WORK INSTRUCTIONS. Leave out the pictures, then reproduce the rest of the material exactly.

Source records
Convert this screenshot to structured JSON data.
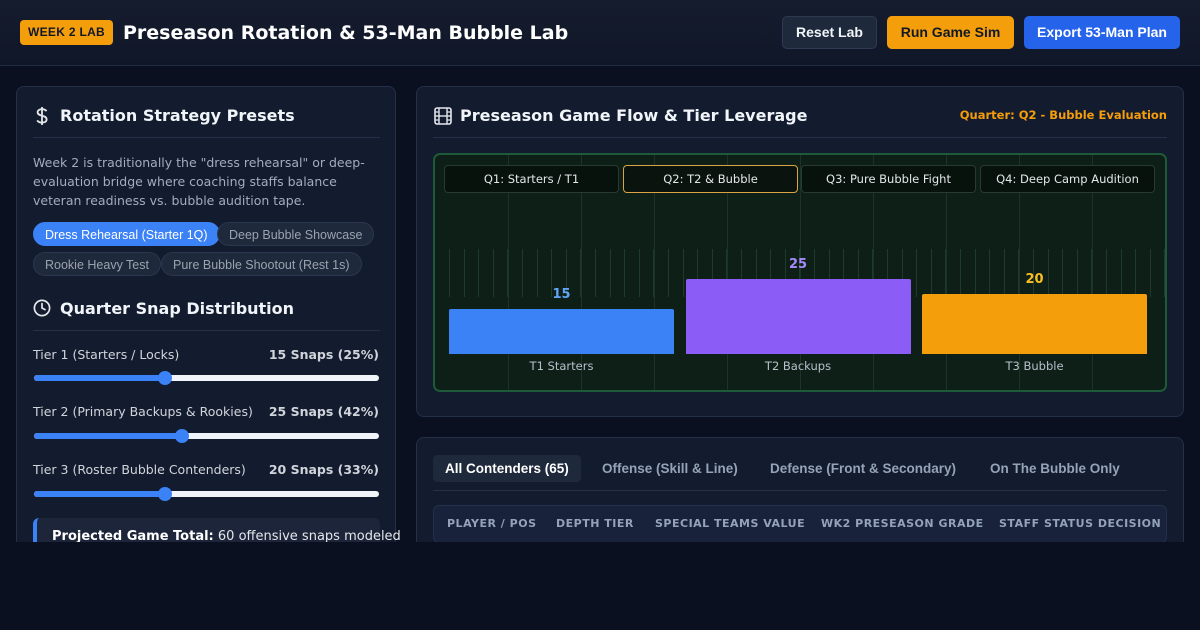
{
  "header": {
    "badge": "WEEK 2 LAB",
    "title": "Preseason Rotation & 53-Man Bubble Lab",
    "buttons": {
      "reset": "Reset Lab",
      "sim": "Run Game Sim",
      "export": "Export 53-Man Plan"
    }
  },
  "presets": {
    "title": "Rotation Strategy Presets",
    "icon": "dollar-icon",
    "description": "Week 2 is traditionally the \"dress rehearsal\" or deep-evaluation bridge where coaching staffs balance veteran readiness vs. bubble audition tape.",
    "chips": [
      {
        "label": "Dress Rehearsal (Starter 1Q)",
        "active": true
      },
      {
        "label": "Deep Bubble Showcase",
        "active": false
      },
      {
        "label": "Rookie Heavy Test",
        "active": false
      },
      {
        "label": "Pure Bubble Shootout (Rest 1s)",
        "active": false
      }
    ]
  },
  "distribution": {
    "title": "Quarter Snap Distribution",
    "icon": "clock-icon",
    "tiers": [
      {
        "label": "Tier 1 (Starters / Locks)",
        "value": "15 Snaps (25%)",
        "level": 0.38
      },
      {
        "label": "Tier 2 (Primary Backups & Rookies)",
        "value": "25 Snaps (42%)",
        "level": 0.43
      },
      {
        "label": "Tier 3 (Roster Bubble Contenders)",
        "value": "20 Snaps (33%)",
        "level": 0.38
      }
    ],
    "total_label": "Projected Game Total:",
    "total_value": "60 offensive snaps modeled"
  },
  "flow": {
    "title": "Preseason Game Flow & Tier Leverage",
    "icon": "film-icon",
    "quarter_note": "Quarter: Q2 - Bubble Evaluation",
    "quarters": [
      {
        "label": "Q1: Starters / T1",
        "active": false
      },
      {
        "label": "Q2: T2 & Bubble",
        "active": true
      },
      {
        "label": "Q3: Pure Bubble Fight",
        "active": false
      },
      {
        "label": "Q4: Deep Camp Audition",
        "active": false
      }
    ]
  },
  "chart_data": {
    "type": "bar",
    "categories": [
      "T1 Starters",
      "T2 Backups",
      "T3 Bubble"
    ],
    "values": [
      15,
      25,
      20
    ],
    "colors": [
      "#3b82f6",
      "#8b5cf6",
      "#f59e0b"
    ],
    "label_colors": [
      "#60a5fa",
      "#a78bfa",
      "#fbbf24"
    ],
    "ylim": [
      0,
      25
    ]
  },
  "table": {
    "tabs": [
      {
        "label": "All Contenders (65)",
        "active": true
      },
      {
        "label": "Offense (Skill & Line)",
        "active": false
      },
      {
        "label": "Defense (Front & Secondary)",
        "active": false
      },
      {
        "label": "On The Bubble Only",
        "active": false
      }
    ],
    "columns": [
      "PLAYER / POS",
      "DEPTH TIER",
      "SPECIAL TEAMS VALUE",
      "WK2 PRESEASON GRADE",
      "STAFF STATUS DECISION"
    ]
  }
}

SOLVED PROBLEM.
Convert this screenshot to structured JSON data.
{
  "header": {
    "badge": "WEEK 2 LAB",
    "title": "Preseason Rotation & 53-Man Bubble Lab",
    "buttons": {
      "reset": "Reset Lab",
      "sim": "Run Game Sim",
      "export": "Export 53-Man Plan"
    }
  },
  "presets": {
    "title": "Rotation Strategy Presets",
    "icon": "dollar-icon",
    "description": "Week 2 is traditionally the \"dress rehearsal\" or deep-evaluation bridge where coaching staffs balance veteran readiness vs. bubble audition tape.",
    "chips": [
      {
        "label": "Dress Rehearsal (Starter 1Q)",
        "active": true
      },
      {
        "label": "Deep Bubble Showcase",
        "active": false
      },
      {
        "label": "Rookie Heavy Test",
        "active": false
      },
      {
        "label": "Pure Bubble Shootout (Rest 1s)",
        "active": false
      }
    ]
  },
  "distribution": {
    "title": "Quarter Snap Distribution",
    "icon": "clock-icon",
    "tiers": [
      {
        "label": "Tier 1 (Starters / Locks)",
        "value": "15 Snaps (25%)",
        "level": 0.38
      },
      {
        "label": "Tier 2 (Primary Backups & Rookies)",
        "value": "25 Snaps (42%)",
        "level": 0.43
      },
      {
        "label": "Tier 3 (Roster Bubble Contenders)",
        "value": "20 Snaps (33%)",
        "level": 0.38
      }
    ],
    "total_label": "Projected Game Total:",
    "total_value": "60 offensive snaps modeled"
  },
  "flow": {
    "title": "Preseason Game Flow & Tier Leverage",
    "icon": "film-icon",
    "quarter_note": "Quarter: Q2 - Bubble Evaluation",
    "quarters": [
      {
        "label": "Q1: Starters / T1",
        "active": false
      },
      {
        "label": "Q2: T2 & Bubble",
        "active": true
      },
      {
        "label": "Q3: Pure Bubble Fight",
        "active": false
      },
      {
        "label": "Q4: Deep Camp Audition",
        "active": false
      }
    ]
  },
  "chart_data": {
    "type": "bar",
    "categories": [
      "T1 Starters",
      "T2 Backups",
      "T3 Bubble"
    ],
    "values": [
      15,
      25,
      20
    ],
    "colors": [
      "#3b82f6",
      "#8b5cf6",
      "#f59e0b"
    ],
    "label_colors": [
      "#60a5fa",
      "#a78bfa",
      "#fbbf24"
    ],
    "ylim": [
      0,
      25
    ]
  },
  "table": {
    "tabs": [
      {
        "label": "All Contenders (65)",
        "active": true
      },
      {
        "label": "Offense (Skill & Line)",
        "active": false
      },
      {
        "label": "Defense (Front & Secondary)",
        "active": false
      },
      {
        "label": "On The Bubble Only",
        "active": false
      }
    ],
    "columns": [
      "PLAYER / POS",
      "DEPTH TIER",
      "SPECIAL TEAMS VALUE",
      "WK2 PRESEASON GRADE",
      "STAFF STATUS DECISION"
    ]
  }
}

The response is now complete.